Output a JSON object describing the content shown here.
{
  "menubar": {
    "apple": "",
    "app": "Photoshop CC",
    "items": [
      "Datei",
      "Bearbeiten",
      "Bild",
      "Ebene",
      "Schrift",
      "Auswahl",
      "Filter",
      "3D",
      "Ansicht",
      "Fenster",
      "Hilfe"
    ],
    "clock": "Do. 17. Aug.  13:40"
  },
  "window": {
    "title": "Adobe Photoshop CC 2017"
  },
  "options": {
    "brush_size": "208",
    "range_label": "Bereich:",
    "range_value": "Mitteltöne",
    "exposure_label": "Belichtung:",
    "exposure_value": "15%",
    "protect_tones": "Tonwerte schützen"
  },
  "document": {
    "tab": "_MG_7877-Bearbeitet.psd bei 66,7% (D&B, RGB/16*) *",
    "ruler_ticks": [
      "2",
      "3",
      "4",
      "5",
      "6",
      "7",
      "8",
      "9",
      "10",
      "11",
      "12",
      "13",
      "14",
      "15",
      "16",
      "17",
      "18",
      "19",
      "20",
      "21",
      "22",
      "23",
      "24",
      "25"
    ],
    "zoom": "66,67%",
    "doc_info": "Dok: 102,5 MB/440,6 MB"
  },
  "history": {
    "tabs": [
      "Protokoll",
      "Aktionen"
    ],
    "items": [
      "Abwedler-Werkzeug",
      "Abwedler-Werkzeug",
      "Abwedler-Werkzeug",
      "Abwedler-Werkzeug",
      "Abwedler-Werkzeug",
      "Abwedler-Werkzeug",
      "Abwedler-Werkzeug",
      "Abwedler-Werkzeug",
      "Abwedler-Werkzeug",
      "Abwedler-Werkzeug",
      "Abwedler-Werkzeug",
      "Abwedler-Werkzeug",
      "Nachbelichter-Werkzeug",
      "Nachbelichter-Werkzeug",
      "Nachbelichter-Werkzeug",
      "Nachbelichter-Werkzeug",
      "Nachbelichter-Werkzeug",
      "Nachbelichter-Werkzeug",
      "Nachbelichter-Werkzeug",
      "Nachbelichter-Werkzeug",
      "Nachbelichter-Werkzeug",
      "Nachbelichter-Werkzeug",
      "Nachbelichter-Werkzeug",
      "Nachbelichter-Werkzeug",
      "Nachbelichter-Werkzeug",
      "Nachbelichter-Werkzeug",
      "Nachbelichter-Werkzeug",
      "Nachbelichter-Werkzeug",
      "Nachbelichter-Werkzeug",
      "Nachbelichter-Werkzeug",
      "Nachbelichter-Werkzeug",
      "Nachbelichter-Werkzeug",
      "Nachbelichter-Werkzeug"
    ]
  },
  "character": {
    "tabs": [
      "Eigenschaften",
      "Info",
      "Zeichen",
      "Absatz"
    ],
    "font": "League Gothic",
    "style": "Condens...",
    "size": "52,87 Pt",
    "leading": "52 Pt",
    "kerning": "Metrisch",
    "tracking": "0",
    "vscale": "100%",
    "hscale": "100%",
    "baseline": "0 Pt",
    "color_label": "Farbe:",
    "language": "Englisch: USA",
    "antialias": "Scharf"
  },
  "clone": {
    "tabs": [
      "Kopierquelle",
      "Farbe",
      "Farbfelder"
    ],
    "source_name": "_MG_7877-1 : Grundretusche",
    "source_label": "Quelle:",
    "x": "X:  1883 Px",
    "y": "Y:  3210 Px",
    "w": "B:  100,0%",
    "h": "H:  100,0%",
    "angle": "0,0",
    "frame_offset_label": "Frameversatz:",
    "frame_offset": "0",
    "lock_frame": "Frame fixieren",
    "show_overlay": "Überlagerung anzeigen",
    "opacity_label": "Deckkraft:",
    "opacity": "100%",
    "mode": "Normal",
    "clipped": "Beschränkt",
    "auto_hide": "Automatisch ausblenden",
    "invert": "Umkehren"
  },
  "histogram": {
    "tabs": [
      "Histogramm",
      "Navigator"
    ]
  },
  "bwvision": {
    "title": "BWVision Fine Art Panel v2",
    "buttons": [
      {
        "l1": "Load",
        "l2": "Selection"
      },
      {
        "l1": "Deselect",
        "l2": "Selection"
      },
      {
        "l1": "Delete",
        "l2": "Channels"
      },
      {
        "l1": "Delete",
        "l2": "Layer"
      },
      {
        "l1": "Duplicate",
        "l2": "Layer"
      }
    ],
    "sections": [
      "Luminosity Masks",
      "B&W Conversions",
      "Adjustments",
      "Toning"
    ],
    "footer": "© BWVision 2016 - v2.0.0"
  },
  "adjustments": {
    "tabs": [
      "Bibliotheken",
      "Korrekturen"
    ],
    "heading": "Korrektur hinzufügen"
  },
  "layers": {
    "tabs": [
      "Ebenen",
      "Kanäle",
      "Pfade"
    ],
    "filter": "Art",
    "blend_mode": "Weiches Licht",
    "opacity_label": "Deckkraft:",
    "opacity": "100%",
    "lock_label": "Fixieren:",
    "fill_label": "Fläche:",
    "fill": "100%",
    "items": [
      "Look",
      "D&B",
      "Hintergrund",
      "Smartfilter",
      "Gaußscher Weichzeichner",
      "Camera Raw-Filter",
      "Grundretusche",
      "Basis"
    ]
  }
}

++++++

Copy each record from above without leaving any out.

SOLUTION FOR THIS TASK —
Output a JSON object describing the content shown here.
{
  "menubar": {
    "apple": "",
    "app": "Photoshop CC",
    "items": [
      "Datei",
      "Bearbeiten",
      "Bild",
      "Ebene",
      "Schrift",
      "Auswahl",
      "Filter",
      "3D",
      "Ansicht",
      "Fenster",
      "Hilfe"
    ],
    "clock": "Do. 17. Aug.  13:40"
  },
  "window": {
    "title": "Adobe Photoshop CC 2017"
  },
  "options": {
    "brush_size": "208",
    "range_label": "Bereich:",
    "range_value": "Mitteltöne",
    "exposure_label": "Belichtung:",
    "exposure_value": "15%",
    "protect_tones": "Tonwerte schützen"
  },
  "document": {
    "tab": "_MG_7877-Bearbeitet.psd bei 66,7% (D&B, RGB/16*) *",
    "ruler_ticks": [
      "2",
      "3",
      "4",
      "5",
      "6",
      "7",
      "8",
      "9",
      "10",
      "11",
      "12",
      "13",
      "14",
      "15",
      "16",
      "17",
      "18",
      "19",
      "20",
      "21",
      "22",
      "23",
      "24",
      "25"
    ],
    "zoom": "66,67%",
    "doc_info": "Dok: 102,5 MB/440,6 MB"
  },
  "history": {
    "tabs": [
      "Protokoll",
      "Aktionen"
    ],
    "items": [
      "Abwedler-Werkzeug",
      "Abwedler-Werkzeug",
      "Abwedler-Werkzeug",
      "Abwedler-Werkzeug",
      "Abwedler-Werkzeug",
      "Abwedler-Werkzeug",
      "Abwedler-Werkzeug",
      "Abwedler-Werkzeug",
      "Abwedler-Werkzeug",
      "Abwedler-Werkzeug",
      "Abwedler-Werkzeug",
      "Abwedler-Werkzeug",
      "Nachbelichter-Werkzeug",
      "Nachbelichter-Werkzeug",
      "Nachbelichter-Werkzeug",
      "Nachbelichter-Werkzeug",
      "Nachbelichter-Werkzeug",
      "Nachbelichter-Werkzeug",
      "Nachbelichter-Werkzeug",
      "Nachbelichter-Werkzeug",
      "Nachbelichter-Werkzeug",
      "Nachbelichter-Werkzeug",
      "Nachbelichter-Werkzeug",
      "Nachbelichter-Werkzeug",
      "Nachbelichter-Werkzeug",
      "Nachbelichter-Werkzeug",
      "Nachbelichter-Werkzeug",
      "Nachbelichter-Werkzeug",
      "Nachbelichter-Werkzeug",
      "Nachbelichter-Werkzeug",
      "Nachbelichter-Werkzeug",
      "Nachbelichter-Werkzeug",
      "Nachbelichter-Werkzeug"
    ]
  },
  "character": {
    "tabs": [
      "Eigenschaften",
      "Info",
      "Zeichen",
      "Absatz"
    ],
    "font": "League Gothic",
    "style": "Condens...",
    "size": "52,87 Pt",
    "leading": "52 Pt",
    "kerning": "Metrisch",
    "tracking": "0",
    "vscale": "100%",
    "hscale": "100%",
    "baseline": "0 Pt",
    "color_label": "Farbe:",
    "language": "Englisch: USA",
    "antialias": "Scharf"
  },
  "clone": {
    "tabs": [
      "Kopierquelle",
      "Farbe",
      "Farbfelder"
    ],
    "source_name": "_MG_7877-1 : Grundretusche",
    "source_label": "Quelle:",
    "x": "X:  1883 Px",
    "y": "Y:  3210 Px",
    "w": "B:  100,0%",
    "h": "H:  100,0%",
    "angle": "0,0",
    "frame_offset_label": "Frameversatz:",
    "frame_offset": "0",
    "lock_frame": "Frame fixieren",
    "show_overlay": "Überlagerung anzeigen",
    "opacity_label": "Deckkraft:",
    "opacity": "100%",
    "mode": "Normal",
    "clipped": "Beschränkt",
    "auto_hide": "Automatisch ausblenden",
    "invert": "Umkehren"
  },
  "histogram": {
    "tabs": [
      "Histogramm",
      "Navigator"
    ]
  },
  "bwvision": {
    "title": "BWVision Fine Art Panel v2",
    "buttons": [
      {
        "l1": "Load",
        "l2": "Selection"
      },
      {
        "l1": "Deselect",
        "l2": "Selection"
      },
      {
        "l1": "Delete",
        "l2": "Channels"
      },
      {
        "l1": "Delete",
        "l2": "Layer"
      },
      {
        "l1": "Duplicate",
        "l2": "Layer"
      }
    ],
    "sections": [
      "Luminosity Masks",
      "B&W Conversions",
      "Adjustments",
      "Toning"
    ],
    "footer": "© BWVision 2016 - v2.0.0"
  },
  "adjustments": {
    "tabs": [
      "Bibliotheken",
      "Korrekturen"
    ],
    "heading": "Korrektur hinzufügen"
  },
  "layers": {
    "tabs": [
      "Ebenen",
      "Kanäle",
      "Pfade"
    ],
    "filter": "Art",
    "blend_mode": "Weiches Licht",
    "opacity_label": "Deckkraft:",
    "opacity": "100%",
    "lock_label": "Fixieren:",
    "fill_label": "Fläche:",
    "fill": "100%",
    "items": [
      "Look",
      "D&B",
      "Hintergrund",
      "Smartfilter",
      "Gaußscher Weichzeichner",
      "Camera Raw-Filter",
      "Grundretusche",
      "Basis"
    ]
  }
}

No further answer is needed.